Data records:

= = = = =

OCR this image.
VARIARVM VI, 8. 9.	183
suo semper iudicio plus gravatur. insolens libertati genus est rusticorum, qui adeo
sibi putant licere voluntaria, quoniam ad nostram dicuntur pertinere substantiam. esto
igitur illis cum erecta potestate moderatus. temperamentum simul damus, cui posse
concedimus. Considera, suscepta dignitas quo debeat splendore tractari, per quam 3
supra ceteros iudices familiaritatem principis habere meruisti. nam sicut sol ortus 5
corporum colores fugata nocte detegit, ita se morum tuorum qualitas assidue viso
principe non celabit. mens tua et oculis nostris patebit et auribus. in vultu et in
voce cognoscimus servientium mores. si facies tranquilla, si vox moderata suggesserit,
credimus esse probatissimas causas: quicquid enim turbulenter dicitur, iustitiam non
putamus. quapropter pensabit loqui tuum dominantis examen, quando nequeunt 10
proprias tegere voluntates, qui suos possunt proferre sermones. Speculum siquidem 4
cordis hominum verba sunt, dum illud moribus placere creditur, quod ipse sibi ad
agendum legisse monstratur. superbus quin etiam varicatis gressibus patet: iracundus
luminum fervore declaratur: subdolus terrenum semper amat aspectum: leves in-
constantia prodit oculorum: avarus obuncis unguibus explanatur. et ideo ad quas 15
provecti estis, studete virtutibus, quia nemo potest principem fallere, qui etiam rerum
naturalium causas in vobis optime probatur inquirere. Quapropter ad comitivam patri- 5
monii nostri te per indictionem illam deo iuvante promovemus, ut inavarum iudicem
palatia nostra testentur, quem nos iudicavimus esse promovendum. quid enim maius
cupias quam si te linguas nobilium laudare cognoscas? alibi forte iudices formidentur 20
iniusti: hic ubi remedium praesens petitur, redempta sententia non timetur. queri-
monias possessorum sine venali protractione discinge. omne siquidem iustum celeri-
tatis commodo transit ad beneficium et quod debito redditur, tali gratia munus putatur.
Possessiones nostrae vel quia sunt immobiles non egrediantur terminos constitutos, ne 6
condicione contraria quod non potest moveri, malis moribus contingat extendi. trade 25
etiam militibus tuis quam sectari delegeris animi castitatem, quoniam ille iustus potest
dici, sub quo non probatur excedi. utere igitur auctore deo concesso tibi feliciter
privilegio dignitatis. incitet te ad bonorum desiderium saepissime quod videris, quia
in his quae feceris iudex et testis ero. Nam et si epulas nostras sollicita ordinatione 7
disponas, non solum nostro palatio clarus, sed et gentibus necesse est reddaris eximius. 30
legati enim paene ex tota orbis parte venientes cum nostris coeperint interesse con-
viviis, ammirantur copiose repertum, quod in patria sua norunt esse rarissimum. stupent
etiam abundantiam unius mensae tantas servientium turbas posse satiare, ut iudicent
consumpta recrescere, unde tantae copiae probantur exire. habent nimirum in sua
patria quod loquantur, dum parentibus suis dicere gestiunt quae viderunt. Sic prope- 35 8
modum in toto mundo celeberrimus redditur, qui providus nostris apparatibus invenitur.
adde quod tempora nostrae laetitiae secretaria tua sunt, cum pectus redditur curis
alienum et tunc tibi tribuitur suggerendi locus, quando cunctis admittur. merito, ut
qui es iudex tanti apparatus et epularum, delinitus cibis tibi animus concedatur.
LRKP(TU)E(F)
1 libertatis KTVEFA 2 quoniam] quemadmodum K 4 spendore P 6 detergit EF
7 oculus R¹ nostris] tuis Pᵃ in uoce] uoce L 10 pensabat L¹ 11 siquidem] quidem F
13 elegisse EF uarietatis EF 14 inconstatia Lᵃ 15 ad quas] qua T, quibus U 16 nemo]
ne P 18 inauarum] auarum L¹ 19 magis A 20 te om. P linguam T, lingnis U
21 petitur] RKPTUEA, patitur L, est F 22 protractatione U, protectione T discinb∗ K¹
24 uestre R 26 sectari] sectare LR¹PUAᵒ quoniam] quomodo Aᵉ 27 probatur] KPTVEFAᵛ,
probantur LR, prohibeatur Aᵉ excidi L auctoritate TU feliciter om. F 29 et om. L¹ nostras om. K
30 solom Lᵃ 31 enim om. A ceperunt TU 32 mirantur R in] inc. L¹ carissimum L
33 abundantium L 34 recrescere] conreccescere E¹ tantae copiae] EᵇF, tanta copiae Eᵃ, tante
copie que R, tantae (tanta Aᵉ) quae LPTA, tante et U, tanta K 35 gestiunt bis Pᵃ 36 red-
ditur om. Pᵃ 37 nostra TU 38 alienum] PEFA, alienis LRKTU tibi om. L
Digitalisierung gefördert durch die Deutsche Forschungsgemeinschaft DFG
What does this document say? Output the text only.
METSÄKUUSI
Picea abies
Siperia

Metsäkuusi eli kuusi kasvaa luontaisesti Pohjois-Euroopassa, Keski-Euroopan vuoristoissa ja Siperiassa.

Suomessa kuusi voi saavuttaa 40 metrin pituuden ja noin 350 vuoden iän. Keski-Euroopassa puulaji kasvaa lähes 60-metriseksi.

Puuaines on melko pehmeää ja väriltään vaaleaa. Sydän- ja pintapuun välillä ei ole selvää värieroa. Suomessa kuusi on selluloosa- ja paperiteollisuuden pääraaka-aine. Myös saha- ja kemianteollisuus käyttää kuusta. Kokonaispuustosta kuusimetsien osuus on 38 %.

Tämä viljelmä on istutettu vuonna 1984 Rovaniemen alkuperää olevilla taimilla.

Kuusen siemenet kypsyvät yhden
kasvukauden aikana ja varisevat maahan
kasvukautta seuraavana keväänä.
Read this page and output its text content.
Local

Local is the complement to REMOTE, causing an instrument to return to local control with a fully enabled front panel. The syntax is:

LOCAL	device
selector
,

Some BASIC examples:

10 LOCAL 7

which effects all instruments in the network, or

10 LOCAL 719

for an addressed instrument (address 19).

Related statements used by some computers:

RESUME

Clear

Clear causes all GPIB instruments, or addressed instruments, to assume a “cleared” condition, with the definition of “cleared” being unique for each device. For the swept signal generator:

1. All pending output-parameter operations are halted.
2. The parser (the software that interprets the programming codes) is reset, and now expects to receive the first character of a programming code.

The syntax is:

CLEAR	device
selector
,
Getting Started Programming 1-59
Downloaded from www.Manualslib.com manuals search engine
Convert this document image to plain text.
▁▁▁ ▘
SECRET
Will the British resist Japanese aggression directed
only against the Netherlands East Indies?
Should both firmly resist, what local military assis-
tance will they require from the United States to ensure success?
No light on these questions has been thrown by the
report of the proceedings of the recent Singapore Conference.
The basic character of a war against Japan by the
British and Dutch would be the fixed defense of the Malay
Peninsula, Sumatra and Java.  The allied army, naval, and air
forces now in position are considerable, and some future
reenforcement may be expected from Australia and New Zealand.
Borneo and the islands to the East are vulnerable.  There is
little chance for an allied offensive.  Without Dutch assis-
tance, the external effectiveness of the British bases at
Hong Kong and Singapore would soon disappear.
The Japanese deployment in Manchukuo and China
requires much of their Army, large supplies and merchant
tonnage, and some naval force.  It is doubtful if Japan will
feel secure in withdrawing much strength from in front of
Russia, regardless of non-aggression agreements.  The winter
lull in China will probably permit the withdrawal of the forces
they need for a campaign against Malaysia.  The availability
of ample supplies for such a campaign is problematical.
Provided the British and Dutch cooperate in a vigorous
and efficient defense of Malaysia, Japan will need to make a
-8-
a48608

= = = = =

Give the listing above again, word for word.

OCR this image.
VARIARVM VI, 8. 9.	183
suo semper iudicio plus gravatur. insolens libertati genus est rusticorum, qui adeo
sibi putant licere voluntaria, quoniam ad nostram dicuntur pertinere substantiam. esto
igitur illis cum erecta potestate moderatus. temperamentum simul damus, cui posse
concedimus. Considera, suscepta dignitas quo debeat splendore tractari, per quam 3
supra ceteros iudices familiaritatem principis habere meruisti. nam sicut sol ortus 5
corporum colores fugata nocte detegit, ita se morum tuorum qualitas assidue viso
principe non celabit. mens tua et oculis nostris patebit et auribus. in vultu et in
voce cognoscimus servientium mores. si facies tranquilla, si vox moderata suggesserit,
credimus esse probatissimas causas: quicquid enim turbulenter dicitur, iustitiam non
putamus. quapropter pensabit loqui tuum dominantis examen, quando nequeunt 10
proprias tegere voluntates, qui suos possunt proferre sermones. Speculum siquidem 4
cordis hominum verba sunt, dum illud moribus placere creditur, quod ipse sibi ad
agendum legisse monstratur. superbus quin etiam varicatis gressibus patet: iracundus
luminum fervore declaratur: subdolus terrenum semper amat aspectum: leves in-
constantia prodit oculorum: avarus obuncis unguibus explanatur. et ideo ad quas 15
provecti estis, studete virtutibus, quia nemo potest principem fallere, qui etiam rerum
naturalium causas in vobis optime probatur inquirere. Quapropter ad comitivam patri- 5
monii nostri te per indictionem illam deo iuvante promovemus, ut inavarum iudicem
palatia nostra testentur, quem nos iudicavimus esse promovendum. quid enim maius
cupias quam si te linguas nobilium laudare cognoscas? alibi forte iudices formidentur 20
iniusti: hic ubi remedium praesens petitur, redempta sententia non timetur. queri-
monias possessorum sine venali protractione discinge. omne siquidem iustum celeri-
tatis commodo transit ad beneficium et quod debito redditur, tali gratia munus putatur.
Possessiones nostrae vel quia sunt immobiles non egrediantur terminos constitutos, ne 6
condicione contraria quod non potest moveri, malis moribus contingat extendi. trade 25
etiam militibus tuis quam sectari delegeris animi castitatem, quoniam ille iustus potest
dici, sub quo non probatur excedi. utere igitur auctore deo concesso tibi feliciter
privilegio dignitatis. incitet te ad bonorum desiderium saepissime quod videris, quia
in his quae feceris iudex et testis ero. Nam et si epulas nostras sollicita ordinatione 7
disponas, non solum nostro palatio clarus, sed et gentibus necesse est reddaris eximius. 30
legati enim paene ex tota orbis parte venientes cum nostris coeperint interesse con-
viviis, ammirantur copiose repertum, quod in patria sua norunt esse rarissimum. stupent
etiam abundantiam unius mensae tantas servientium turbas posse satiare, ut iudicent
consumpta recrescere, unde tantae copiae probantur exire. habent nimirum in sua
patria quod loquantur, dum parentibus suis dicere gestiunt quae viderunt. Sic prope- 35 8
modum in toto mundo celeberrimus redditur, qui providus nostris apparatibus invenitur.
adde quod tempora nostrae laetitiae secretaria tua sunt, cum pectus redditur curis
alienum et tunc tibi tribuitur suggerendi locus, quando cunctis admittur. merito, ut
qui es iudex tanti apparatus et epularum, delinitus cibis tibi animus concedatur.
LRKP(TU)E(F)
1 libertatis KTVEFA 2 quoniam] quemadmodum K 4 spendore P 6 detergit EF
7 oculus R¹ nostris] tuis Pᵃ in uoce] uoce L 10 pensabat L¹ 11 siquidem] quidem F
13 elegisse EF uarietatis EF 14 inconstatia Lᵃ 15 ad quas] qua T, quibus U 16 nemo]
ne P 18 inauarum] auarum L¹ 19 magis A 20 te om. P linguam T, lingnis U
21 petitur] RKPTUEA, patitur L, est F 22 protractatione U, protectione T discinb∗ K¹
24 uestre R 26 sectari] sectare LR¹PUAᵒ quoniam] quomodo Aᵉ 27 probatur] KPTVEFAᵛ,
probantur LR, prohibeatur Aᵉ excidi L auctoritate TU feliciter om. F 29 et om. L¹ nostras om. K
30 solom Lᵃ 31 enim om. A ceperunt TU 32 mirantur R in] inc. L¹ carissimum L
33 abundantium L 34 recrescere] conreccescere E¹ tantae copiae] EᵇF, tanta copiae Eᵃ, tante
copie que R, tantae (tanta Aᵉ) quae LPTA, tante et U, tanta K 35 gestiunt bis Pᵃ 36 red-
ditur om. Pᵃ 37 nostra TU 38 alienum] PEFA, alienis LRKTU tibi om. L
Digitalisierung gefördert durch die Deutsche Forschungsgemeinschaft DFG
What does this document say? Output the text only.
METSÄKUUSI
Picea abies
Siperia

Metsäkuusi eli kuusi kasvaa luontaisesti Pohjois-Euroopassa, Keski-Euroopan vuoristoissa ja Siperiassa.

Suomessa kuusi voi saavuttaa 40 metrin pituuden ja noin 350 vuoden iän. Keski-Euroopassa puulaji kasvaa lähes 60-metriseksi.

Puuaines on melko pehmeää ja väriltään vaaleaa. Sydän- ja pintapuun välillä ei ole selvää värieroa. Suomessa kuusi on selluloosa- ja paperiteollisuuden pääraaka-aine. Myös saha- ja kemianteollisuus käyttää kuusta. Kokonaispuustosta kuusimetsien osuus on 38 %.

Tämä viljelmä on istutettu vuonna 1984 Rovaniemen alkuperää olevilla taimilla.

Kuusen siemenet kypsyvät yhden
kasvukauden aikana ja varisevat maahan
kasvukautta seuraavana keväänä.
Read this page and output its text content.
Local

Local is the complement to REMOTE, causing an instrument to return to local control with a fully enabled front panel. The syntax is:

LOCAL	device
selector
,

Some BASIC examples:

10 LOCAL 7

which effects all instruments in the network, or

10 LOCAL 719

for an addressed instrument (address 19).

Related statements used by some computers:

RESUME

Clear

Clear causes all GPIB instruments, or addressed instruments, to assume a “cleared” condition, with the definition of “cleared” being unique for each device. For the swept signal generator:

1. All pending output-parameter operations are halted.
2. The parser (the software that interprets the programming codes) is reset, and now expects to receive the first character of a programming code.

The syntax is:

CLEAR	device
selector
,
Getting Started Programming 1-59
Downloaded from www.Manualslib.com manuals search engine
Convert this document image to plain text.
▁▁▁ ▘
SECRET
Will the British resist Japanese aggression directed
only against the Netherlands East Indies?
Should both firmly resist, what local military assis-
tance will they require from the United States to ensure success?
No light on these questions has been thrown by the
report of the proceedings of the recent Singapore Conference.
The basic character of a war against Japan by the
British and Dutch would be the fixed defense of the Malay
Peninsula, Sumatra and Java.  The allied army, naval, and air
forces now in position are considerable, and some future
reenforcement may be expected from Australia and New Zealand.
Borneo and the islands to the East are vulnerable.  There is
little chance for an allied offensive.  Without Dutch assis-
tance, the external effectiveness of the British bases at
Hong Kong and Singapore would soon disappear.
The Japanese deployment in Manchukuo and China
requires much of their Army, large supplies and merchant
tonnage, and some naval force.  It is doubtful if Japan will
feel secure in withdrawing much strength from in front of
Russia, regardless of non-aggression agreements.  The winter
lull in China will probably permit the withdrawal of the forces
they need for a campaign against Malaysia.  The availability
of ample supplies for such a campaign is problematical.
Provided the British and Dutch cooperate in a vigorous
and efficient defense of Malaysia, Japan will need to make a
-8-
a48608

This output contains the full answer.